(Raw records)
###
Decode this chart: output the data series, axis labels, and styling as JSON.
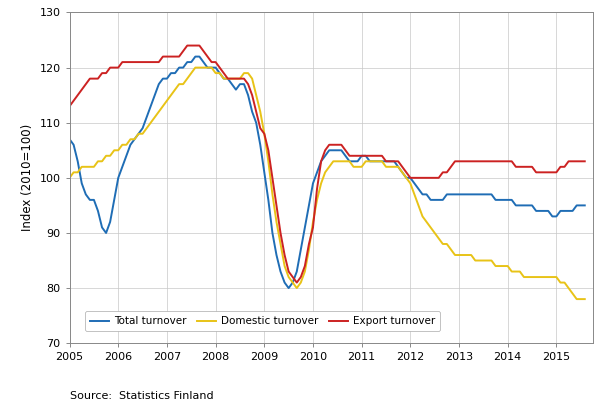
{
  "title": "",
  "ylabel": "Index (2010=100)",
  "source": "Source:  Statistics Finland",
  "ylim": [
    70,
    130
  ],
  "xlim": [
    2005.0,
    2015.75
  ],
  "yticks": [
    70,
    80,
    90,
    100,
    110,
    120,
    130
  ],
  "xticks": [
    2005,
    2006,
    2007,
    2008,
    2009,
    2010,
    2011,
    2012,
    2013,
    2014,
    2015
  ],
  "colors": {
    "total": "#1f6db5",
    "domestic": "#e8c317",
    "export": "#cc2222"
  },
  "legend_labels": [
    "Total turnover",
    "Domestic turnover",
    "Export turnover"
  ],
  "total_x": [
    2005.0,
    2005.083,
    2005.167,
    2005.25,
    2005.333,
    2005.417,
    2005.5,
    2005.583,
    2005.667,
    2005.75,
    2005.833,
    2005.917,
    2006.0,
    2006.083,
    2006.167,
    2006.25,
    2006.333,
    2006.417,
    2006.5,
    2006.583,
    2006.667,
    2006.75,
    2006.833,
    2006.917,
    2007.0,
    2007.083,
    2007.167,
    2007.25,
    2007.333,
    2007.417,
    2007.5,
    2007.583,
    2007.667,
    2007.75,
    2007.833,
    2007.917,
    2008.0,
    2008.083,
    2008.167,
    2008.25,
    2008.333,
    2008.417,
    2008.5,
    2008.583,
    2008.667,
    2008.75,
    2008.833,
    2008.917,
    2009.0,
    2009.083,
    2009.167,
    2009.25,
    2009.333,
    2009.417,
    2009.5,
    2009.583,
    2009.667,
    2009.75,
    2009.833,
    2009.917,
    2010.0,
    2010.083,
    2010.167,
    2010.25,
    2010.333,
    2010.417,
    2010.5,
    2010.583,
    2010.667,
    2010.75,
    2010.833,
    2010.917,
    2011.0,
    2011.083,
    2011.167,
    2011.25,
    2011.333,
    2011.417,
    2011.5,
    2011.583,
    2011.667,
    2011.75,
    2011.833,
    2011.917,
    2012.0,
    2012.083,
    2012.167,
    2012.25,
    2012.333,
    2012.417,
    2012.5,
    2012.583,
    2012.667,
    2012.75,
    2012.833,
    2012.917,
    2013.0,
    2013.083,
    2013.167,
    2013.25,
    2013.333,
    2013.417,
    2013.5,
    2013.583,
    2013.667,
    2013.75,
    2013.833,
    2013.917,
    2014.0,
    2014.083,
    2014.167,
    2014.25,
    2014.333,
    2014.417,
    2014.5,
    2014.583,
    2014.667,
    2014.75,
    2014.833,
    2014.917,
    2015.0,
    2015.083,
    2015.167,
    2015.25,
    2015.333,
    2015.417,
    2015.5,
    2015.583
  ],
  "total_y": [
    107,
    106,
    103,
    99,
    97,
    96,
    96,
    94,
    91,
    90,
    92,
    96,
    100,
    102,
    104,
    106,
    107,
    108,
    109,
    111,
    113,
    115,
    117,
    118,
    118,
    119,
    119,
    120,
    120,
    121,
    121,
    122,
    122,
    121,
    120,
    120,
    120,
    119,
    118,
    118,
    117,
    116,
    117,
    117,
    115,
    112,
    110,
    106,
    101,
    96,
    90,
    86,
    83,
    81,
    80,
    81,
    83,
    87,
    91,
    95,
    99,
    101,
    103,
    104,
    105,
    105,
    105,
    105,
    104,
    103,
    103,
    103,
    104,
    104,
    103,
    103,
    103,
    103,
    103,
    103,
    103,
    102,
    101,
    100,
    100,
    99,
    98,
    97,
    97,
    96,
    96,
    96,
    96,
    97,
    97,
    97,
    97,
    97,
    97,
    97,
    97,
    97,
    97,
    97,
    97,
    96,
    96,
    96,
    96,
    96,
    95,
    95,
    95,
    95,
    95,
    94,
    94,
    94,
    94,
    93,
    93,
    94,
    94,
    94,
    94,
    95,
    95,
    95
  ],
  "domestic_x": [
    2005.0,
    2005.083,
    2005.167,
    2005.25,
    2005.333,
    2005.417,
    2005.5,
    2005.583,
    2005.667,
    2005.75,
    2005.833,
    2005.917,
    2006.0,
    2006.083,
    2006.167,
    2006.25,
    2006.333,
    2006.417,
    2006.5,
    2006.583,
    2006.667,
    2006.75,
    2006.833,
    2006.917,
    2007.0,
    2007.083,
    2007.167,
    2007.25,
    2007.333,
    2007.417,
    2007.5,
    2007.583,
    2007.667,
    2007.75,
    2007.833,
    2007.917,
    2008.0,
    2008.083,
    2008.167,
    2008.25,
    2008.333,
    2008.417,
    2008.5,
    2008.583,
    2008.667,
    2008.75,
    2008.833,
    2008.917,
    2009.0,
    2009.083,
    2009.167,
    2009.25,
    2009.333,
    2009.417,
    2009.5,
    2009.583,
    2009.667,
    2009.75,
    2009.833,
    2009.917,
    2010.0,
    2010.083,
    2010.167,
    2010.25,
    2010.333,
    2010.417,
    2010.5,
    2010.583,
    2010.667,
    2010.75,
    2010.833,
    2010.917,
    2011.0,
    2011.083,
    2011.167,
    2011.25,
    2011.333,
    2011.417,
    2011.5,
    2011.583,
    2011.667,
    2011.75,
    2011.833,
    2011.917,
    2012.0,
    2012.083,
    2012.167,
    2012.25,
    2012.333,
    2012.417,
    2012.5,
    2012.583,
    2012.667,
    2012.75,
    2012.833,
    2012.917,
    2013.0,
    2013.083,
    2013.167,
    2013.25,
    2013.333,
    2013.417,
    2013.5,
    2013.583,
    2013.667,
    2013.75,
    2013.833,
    2013.917,
    2014.0,
    2014.083,
    2014.167,
    2014.25,
    2014.333,
    2014.417,
    2014.5,
    2014.583,
    2014.667,
    2014.75,
    2014.833,
    2014.917,
    2015.0,
    2015.083,
    2015.167,
    2015.25,
    2015.333,
    2015.417,
    2015.5,
    2015.583
  ],
  "domestic_y": [
    100,
    101,
    101,
    102,
    102,
    102,
    102,
    103,
    103,
    104,
    104,
    105,
    105,
    106,
    106,
    107,
    107,
    108,
    108,
    109,
    110,
    111,
    112,
    113,
    114,
    115,
    116,
    117,
    117,
    118,
    119,
    120,
    120,
    120,
    120,
    120,
    119,
    119,
    118,
    118,
    118,
    118,
    118,
    119,
    119,
    118,
    115,
    112,
    108,
    103,
    97,
    92,
    88,
    84,
    82,
    81,
    80,
    81,
    83,
    87,
    92,
    96,
    99,
    101,
    102,
    103,
    103,
    103,
    103,
    103,
    102,
    102,
    102,
    103,
    103,
    103,
    103,
    103,
    102,
    102,
    102,
    102,
    101,
    100,
    99,
    97,
    95,
    93,
    92,
    91,
    90,
    89,
    88,
    88,
    87,
    86,
    86,
    86,
    86,
    86,
    85,
    85,
    85,
    85,
    85,
    84,
    84,
    84,
    84,
    83,
    83,
    83,
    82,
    82,
    82,
    82,
    82,
    82,
    82,
    82,
    82,
    81,
    81,
    80,
    79,
    78,
    78,
    78
  ],
  "export_x": [
    2005.0,
    2005.083,
    2005.167,
    2005.25,
    2005.333,
    2005.417,
    2005.5,
    2005.583,
    2005.667,
    2005.75,
    2005.833,
    2005.917,
    2006.0,
    2006.083,
    2006.167,
    2006.25,
    2006.333,
    2006.417,
    2006.5,
    2006.583,
    2006.667,
    2006.75,
    2006.833,
    2006.917,
    2007.0,
    2007.083,
    2007.167,
    2007.25,
    2007.333,
    2007.417,
    2007.5,
    2007.583,
    2007.667,
    2007.75,
    2007.833,
    2007.917,
    2008.0,
    2008.083,
    2008.167,
    2008.25,
    2008.333,
    2008.417,
    2008.5,
    2008.583,
    2008.667,
    2008.75,
    2008.833,
    2008.917,
    2009.0,
    2009.083,
    2009.167,
    2009.25,
    2009.333,
    2009.417,
    2009.5,
    2009.583,
    2009.667,
    2009.75,
    2009.833,
    2009.917,
    2010.0,
    2010.083,
    2010.167,
    2010.25,
    2010.333,
    2010.417,
    2010.5,
    2010.583,
    2010.667,
    2010.75,
    2010.833,
    2010.917,
    2011.0,
    2011.083,
    2011.167,
    2011.25,
    2011.333,
    2011.417,
    2011.5,
    2011.583,
    2011.667,
    2011.75,
    2011.833,
    2011.917,
    2012.0,
    2012.083,
    2012.167,
    2012.25,
    2012.333,
    2012.417,
    2012.5,
    2012.583,
    2012.667,
    2012.75,
    2012.833,
    2012.917,
    2013.0,
    2013.083,
    2013.167,
    2013.25,
    2013.333,
    2013.417,
    2013.5,
    2013.583,
    2013.667,
    2013.75,
    2013.833,
    2013.917,
    2014.0,
    2014.083,
    2014.167,
    2014.25,
    2014.333,
    2014.417,
    2014.5,
    2014.583,
    2014.667,
    2014.75,
    2014.833,
    2014.917,
    2015.0,
    2015.083,
    2015.167,
    2015.25,
    2015.333,
    2015.417,
    2015.5,
    2015.583
  ],
  "export_y": [
    113,
    114,
    115,
    116,
    117,
    118,
    118,
    118,
    119,
    119,
    120,
    120,
    120,
    121,
    121,
    121,
    121,
    121,
    121,
    121,
    121,
    121,
    121,
    122,
    122,
    122,
    122,
    122,
    123,
    124,
    124,
    124,
    124,
    123,
    122,
    121,
    121,
    120,
    119,
    118,
    118,
    118,
    118,
    118,
    117,
    115,
    112,
    109,
    108,
    105,
    100,
    95,
    90,
    86,
    83,
    82,
    81,
    82,
    84,
    88,
    91,
    98,
    103,
    105,
    106,
    106,
    106,
    106,
    105,
    104,
    104,
    104,
    104,
    104,
    104,
    104,
    104,
    104,
    103,
    103,
    103,
    103,
    102,
    101,
    100,
    100,
    100,
    100,
    100,
    100,
    100,
    100,
    101,
    101,
    102,
    103,
    103,
    103,
    103,
    103,
    103,
    103,
    103,
    103,
    103,
    103,
    103,
    103,
    103,
    103,
    102,
    102,
    102,
    102,
    102,
    101,
    101,
    101,
    101,
    101,
    101,
    102,
    102,
    103,
    103,
    103,
    103,
    103
  ]
}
###
OBJECTIVE. Check every line of the records above for the string "turnover" and say how many contain it, giving the number alone.

TASK RESULT. 3